>> begin Input material
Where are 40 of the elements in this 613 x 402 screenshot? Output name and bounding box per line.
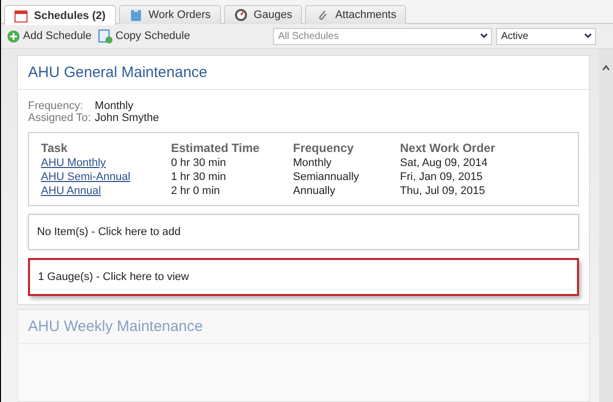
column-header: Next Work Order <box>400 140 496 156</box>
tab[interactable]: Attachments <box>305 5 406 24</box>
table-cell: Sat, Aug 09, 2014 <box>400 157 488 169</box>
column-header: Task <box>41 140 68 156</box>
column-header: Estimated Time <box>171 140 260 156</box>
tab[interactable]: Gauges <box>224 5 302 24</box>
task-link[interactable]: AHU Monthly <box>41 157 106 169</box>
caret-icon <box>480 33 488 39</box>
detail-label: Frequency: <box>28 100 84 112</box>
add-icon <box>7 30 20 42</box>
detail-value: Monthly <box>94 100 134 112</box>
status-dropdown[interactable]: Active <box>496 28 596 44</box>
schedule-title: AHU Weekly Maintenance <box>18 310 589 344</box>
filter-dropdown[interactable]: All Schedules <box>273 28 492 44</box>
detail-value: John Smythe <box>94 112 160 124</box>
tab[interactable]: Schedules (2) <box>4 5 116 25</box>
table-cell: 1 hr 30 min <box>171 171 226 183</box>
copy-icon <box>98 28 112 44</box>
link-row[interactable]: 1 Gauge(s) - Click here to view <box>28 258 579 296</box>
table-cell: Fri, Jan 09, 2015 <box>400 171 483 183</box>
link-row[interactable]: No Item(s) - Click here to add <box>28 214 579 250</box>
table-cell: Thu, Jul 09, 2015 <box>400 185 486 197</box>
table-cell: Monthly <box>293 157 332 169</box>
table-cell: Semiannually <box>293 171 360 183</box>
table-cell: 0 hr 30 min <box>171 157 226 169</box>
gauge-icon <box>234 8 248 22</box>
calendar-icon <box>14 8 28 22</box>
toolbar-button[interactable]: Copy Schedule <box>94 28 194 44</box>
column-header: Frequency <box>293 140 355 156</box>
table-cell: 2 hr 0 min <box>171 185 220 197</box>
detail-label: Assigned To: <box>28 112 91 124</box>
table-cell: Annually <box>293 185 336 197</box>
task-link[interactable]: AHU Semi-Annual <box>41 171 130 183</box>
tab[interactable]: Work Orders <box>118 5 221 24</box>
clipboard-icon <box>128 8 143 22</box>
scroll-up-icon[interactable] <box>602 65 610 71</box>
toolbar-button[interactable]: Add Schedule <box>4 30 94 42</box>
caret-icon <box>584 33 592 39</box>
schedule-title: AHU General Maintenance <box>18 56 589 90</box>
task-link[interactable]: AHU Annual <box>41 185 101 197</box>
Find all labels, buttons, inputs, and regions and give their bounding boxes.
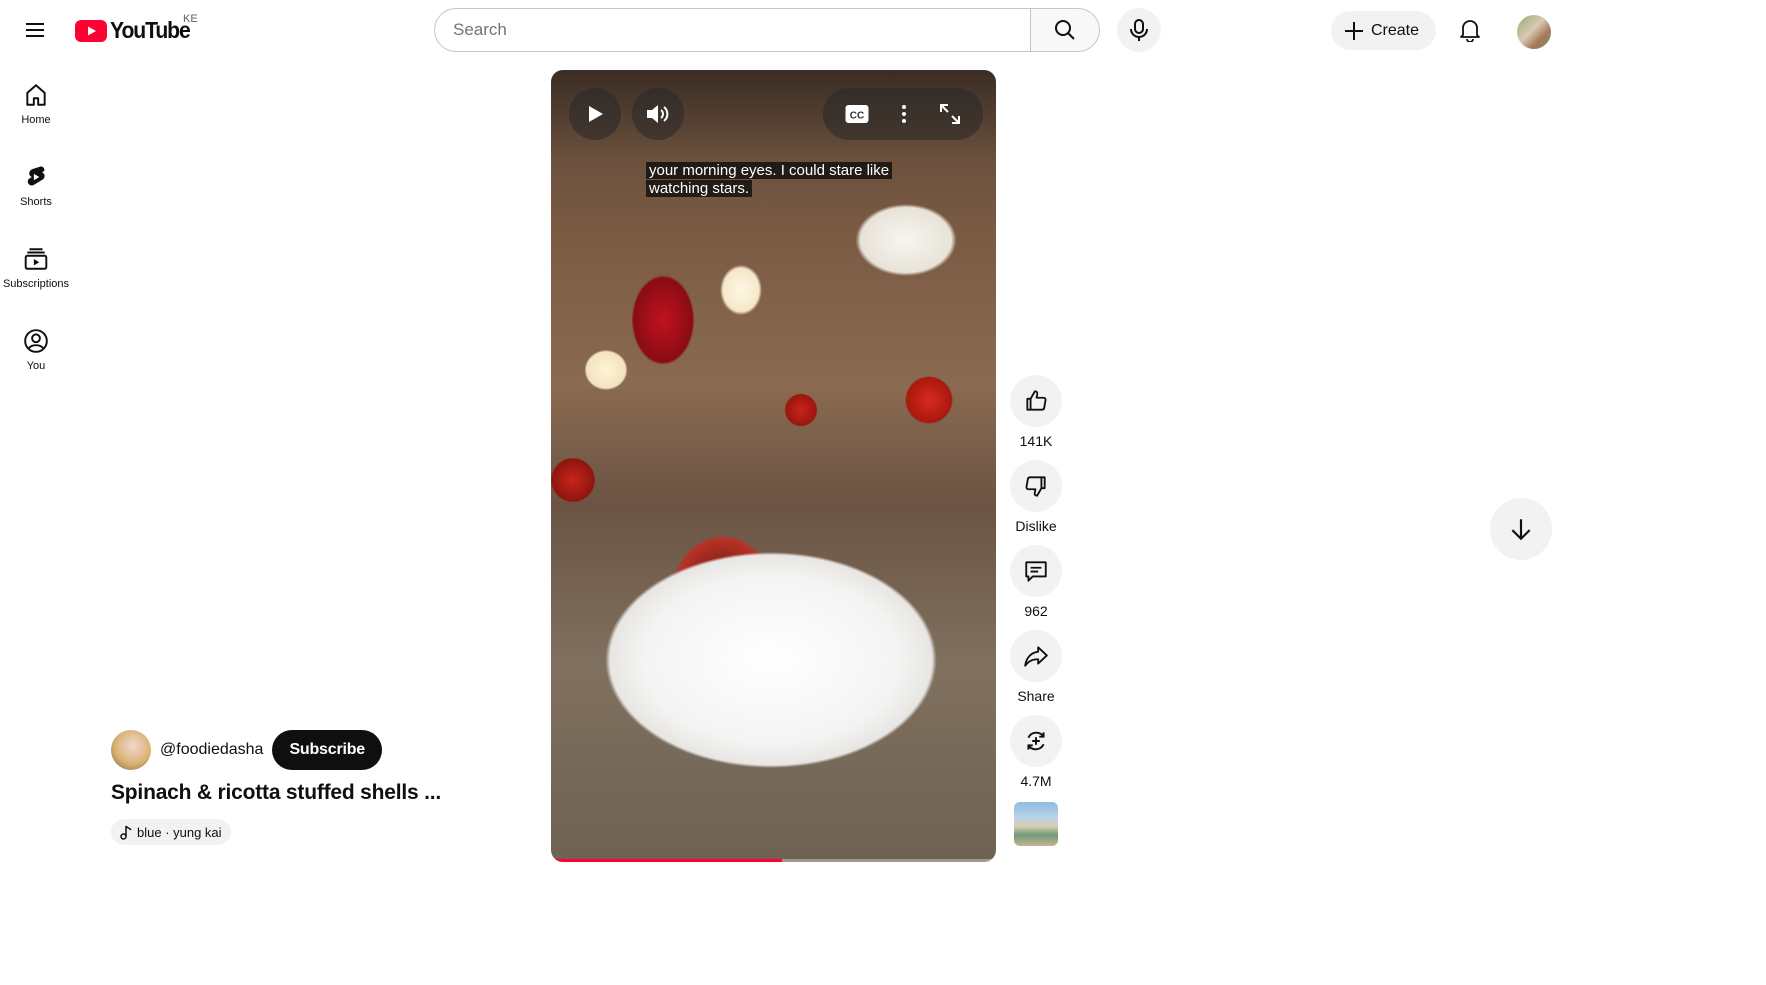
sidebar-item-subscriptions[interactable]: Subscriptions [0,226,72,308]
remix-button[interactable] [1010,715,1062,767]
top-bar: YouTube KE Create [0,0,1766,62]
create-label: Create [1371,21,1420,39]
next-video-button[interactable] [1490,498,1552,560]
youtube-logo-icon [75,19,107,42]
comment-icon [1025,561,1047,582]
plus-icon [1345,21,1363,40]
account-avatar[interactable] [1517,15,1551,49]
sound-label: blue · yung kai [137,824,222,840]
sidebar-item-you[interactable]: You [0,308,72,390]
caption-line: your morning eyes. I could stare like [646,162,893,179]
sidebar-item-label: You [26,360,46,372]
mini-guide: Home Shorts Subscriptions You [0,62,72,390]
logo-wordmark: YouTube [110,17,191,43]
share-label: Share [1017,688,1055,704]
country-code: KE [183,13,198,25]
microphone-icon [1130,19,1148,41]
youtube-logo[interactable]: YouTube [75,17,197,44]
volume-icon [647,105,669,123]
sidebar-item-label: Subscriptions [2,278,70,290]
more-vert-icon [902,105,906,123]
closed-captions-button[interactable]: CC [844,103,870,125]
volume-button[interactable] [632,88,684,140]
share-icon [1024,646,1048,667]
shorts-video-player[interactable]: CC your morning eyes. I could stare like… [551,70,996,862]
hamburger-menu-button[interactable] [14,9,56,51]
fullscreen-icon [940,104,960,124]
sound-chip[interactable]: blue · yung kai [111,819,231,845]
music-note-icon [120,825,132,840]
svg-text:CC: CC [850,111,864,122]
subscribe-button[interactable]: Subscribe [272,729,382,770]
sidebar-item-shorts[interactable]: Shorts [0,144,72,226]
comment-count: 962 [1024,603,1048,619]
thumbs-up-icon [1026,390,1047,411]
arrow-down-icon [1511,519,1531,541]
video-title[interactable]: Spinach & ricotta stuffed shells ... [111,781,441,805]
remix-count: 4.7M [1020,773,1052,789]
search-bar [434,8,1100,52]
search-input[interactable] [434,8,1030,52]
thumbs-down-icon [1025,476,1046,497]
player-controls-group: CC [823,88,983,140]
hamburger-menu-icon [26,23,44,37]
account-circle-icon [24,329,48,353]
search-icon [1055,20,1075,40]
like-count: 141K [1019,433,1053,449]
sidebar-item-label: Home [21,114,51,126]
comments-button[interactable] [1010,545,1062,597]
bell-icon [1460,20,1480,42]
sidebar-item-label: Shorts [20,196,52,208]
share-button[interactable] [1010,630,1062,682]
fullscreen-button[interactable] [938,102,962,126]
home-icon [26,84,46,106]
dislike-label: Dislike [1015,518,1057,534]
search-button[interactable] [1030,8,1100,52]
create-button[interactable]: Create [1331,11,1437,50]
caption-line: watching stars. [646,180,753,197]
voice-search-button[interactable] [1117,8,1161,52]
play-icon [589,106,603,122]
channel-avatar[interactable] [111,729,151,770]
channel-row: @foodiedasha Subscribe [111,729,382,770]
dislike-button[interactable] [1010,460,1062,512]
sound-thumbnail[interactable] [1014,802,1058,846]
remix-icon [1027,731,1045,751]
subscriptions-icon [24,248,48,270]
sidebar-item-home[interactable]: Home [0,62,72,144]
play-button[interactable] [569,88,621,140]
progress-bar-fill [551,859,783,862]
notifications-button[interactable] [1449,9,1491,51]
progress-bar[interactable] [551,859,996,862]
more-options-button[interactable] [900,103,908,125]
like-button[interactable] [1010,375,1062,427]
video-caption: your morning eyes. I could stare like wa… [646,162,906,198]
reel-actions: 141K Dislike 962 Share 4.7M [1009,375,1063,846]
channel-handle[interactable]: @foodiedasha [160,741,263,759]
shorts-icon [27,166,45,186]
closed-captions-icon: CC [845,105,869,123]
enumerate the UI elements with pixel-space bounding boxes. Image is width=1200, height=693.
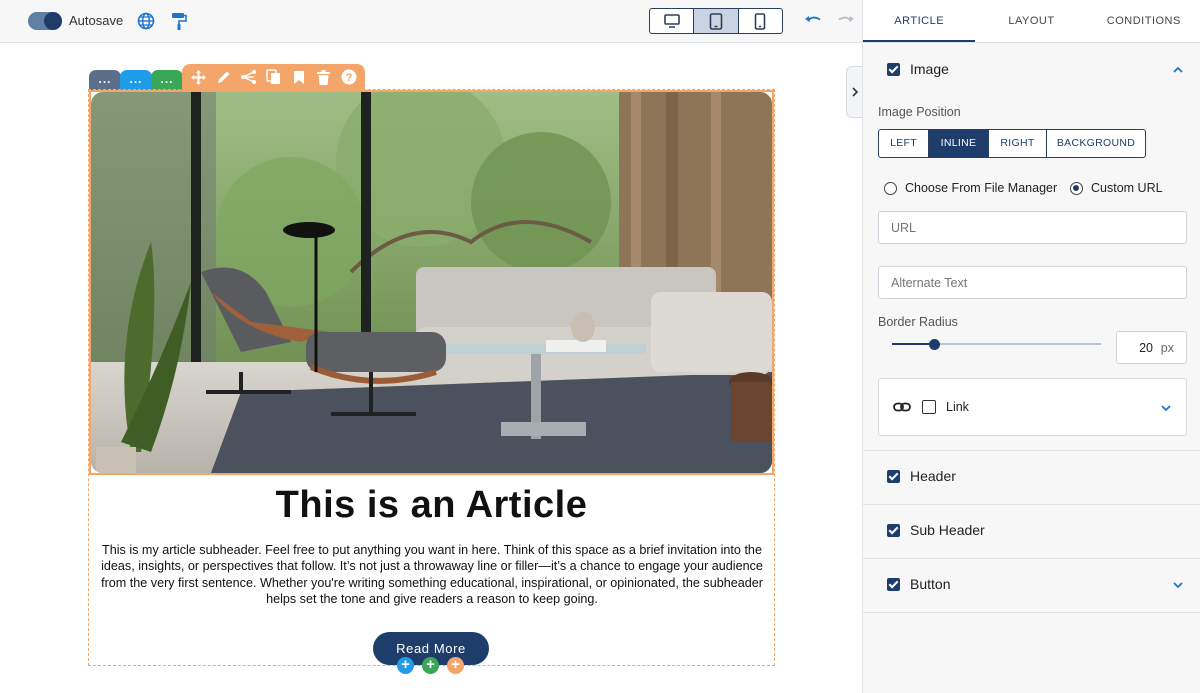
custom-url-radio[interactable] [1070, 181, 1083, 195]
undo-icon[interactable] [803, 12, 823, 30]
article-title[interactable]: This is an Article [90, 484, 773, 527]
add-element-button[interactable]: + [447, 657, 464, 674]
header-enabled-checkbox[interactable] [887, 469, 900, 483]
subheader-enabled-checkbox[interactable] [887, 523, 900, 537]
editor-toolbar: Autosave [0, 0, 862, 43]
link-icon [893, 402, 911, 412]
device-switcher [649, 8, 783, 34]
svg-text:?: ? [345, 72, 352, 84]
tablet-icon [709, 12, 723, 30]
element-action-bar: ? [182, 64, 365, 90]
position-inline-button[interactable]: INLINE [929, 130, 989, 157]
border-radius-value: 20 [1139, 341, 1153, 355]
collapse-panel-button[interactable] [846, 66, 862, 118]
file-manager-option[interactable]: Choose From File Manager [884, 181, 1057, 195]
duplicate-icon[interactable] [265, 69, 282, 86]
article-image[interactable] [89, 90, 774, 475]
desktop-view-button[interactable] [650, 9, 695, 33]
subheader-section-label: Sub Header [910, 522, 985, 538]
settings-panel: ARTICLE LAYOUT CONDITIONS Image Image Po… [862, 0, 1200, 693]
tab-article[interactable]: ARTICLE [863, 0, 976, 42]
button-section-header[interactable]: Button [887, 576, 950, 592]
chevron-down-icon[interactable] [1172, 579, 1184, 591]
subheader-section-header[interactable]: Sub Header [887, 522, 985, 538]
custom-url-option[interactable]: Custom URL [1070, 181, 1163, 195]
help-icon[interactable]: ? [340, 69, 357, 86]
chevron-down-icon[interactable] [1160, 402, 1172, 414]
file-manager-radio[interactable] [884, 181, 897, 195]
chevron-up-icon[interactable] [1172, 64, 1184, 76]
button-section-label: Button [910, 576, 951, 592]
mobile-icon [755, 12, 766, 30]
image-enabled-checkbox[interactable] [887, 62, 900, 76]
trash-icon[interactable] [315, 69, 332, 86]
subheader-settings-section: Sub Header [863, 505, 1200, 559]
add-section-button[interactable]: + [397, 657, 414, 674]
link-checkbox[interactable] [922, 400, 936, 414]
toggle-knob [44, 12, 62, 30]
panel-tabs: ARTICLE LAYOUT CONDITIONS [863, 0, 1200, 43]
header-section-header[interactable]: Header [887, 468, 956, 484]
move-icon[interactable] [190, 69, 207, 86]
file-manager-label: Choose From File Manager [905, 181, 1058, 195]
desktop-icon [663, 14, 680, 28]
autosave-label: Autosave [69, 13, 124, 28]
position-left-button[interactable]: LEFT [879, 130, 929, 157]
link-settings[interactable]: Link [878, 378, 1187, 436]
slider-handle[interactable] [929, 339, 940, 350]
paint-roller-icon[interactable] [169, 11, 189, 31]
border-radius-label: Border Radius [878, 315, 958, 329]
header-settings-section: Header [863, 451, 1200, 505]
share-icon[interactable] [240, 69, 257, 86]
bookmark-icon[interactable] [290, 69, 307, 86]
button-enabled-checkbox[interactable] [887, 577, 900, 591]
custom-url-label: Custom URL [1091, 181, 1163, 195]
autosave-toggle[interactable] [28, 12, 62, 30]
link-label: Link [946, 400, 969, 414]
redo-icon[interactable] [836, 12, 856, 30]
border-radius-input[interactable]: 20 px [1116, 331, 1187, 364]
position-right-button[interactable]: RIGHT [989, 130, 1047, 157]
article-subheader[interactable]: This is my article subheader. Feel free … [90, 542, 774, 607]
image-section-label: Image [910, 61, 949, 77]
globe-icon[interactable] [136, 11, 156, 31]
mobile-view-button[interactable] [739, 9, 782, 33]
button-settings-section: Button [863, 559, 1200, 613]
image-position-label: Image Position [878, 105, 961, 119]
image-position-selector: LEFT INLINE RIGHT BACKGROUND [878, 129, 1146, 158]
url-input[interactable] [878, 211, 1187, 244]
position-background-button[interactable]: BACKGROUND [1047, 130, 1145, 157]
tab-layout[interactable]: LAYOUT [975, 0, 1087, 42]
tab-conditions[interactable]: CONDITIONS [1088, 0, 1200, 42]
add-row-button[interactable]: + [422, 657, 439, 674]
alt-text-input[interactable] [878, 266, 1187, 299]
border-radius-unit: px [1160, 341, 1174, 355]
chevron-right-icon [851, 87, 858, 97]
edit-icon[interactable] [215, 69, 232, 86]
>> end Input material
Can you give back the stretch of material from the line containing "column-header: Next Work" through the line containing "tab[interactable]: Gauges <box>224", with "Estimated Time" swapped for "Expected Duration" and everything else left unchanged? Return only those lines.

column-header: Next Work Order <box>400 140 496 156</box>
tab[interactable]: Attachments <box>305 5 406 24</box>
table-cell: Sat, Aug 09, 2014 <box>400 157 488 169</box>
column-header: Task <box>41 140 68 156</box>
column-header: Expected Duration <box>171 140 260 156</box>
tab[interactable]: Gauges <box>224 5 302 24</box>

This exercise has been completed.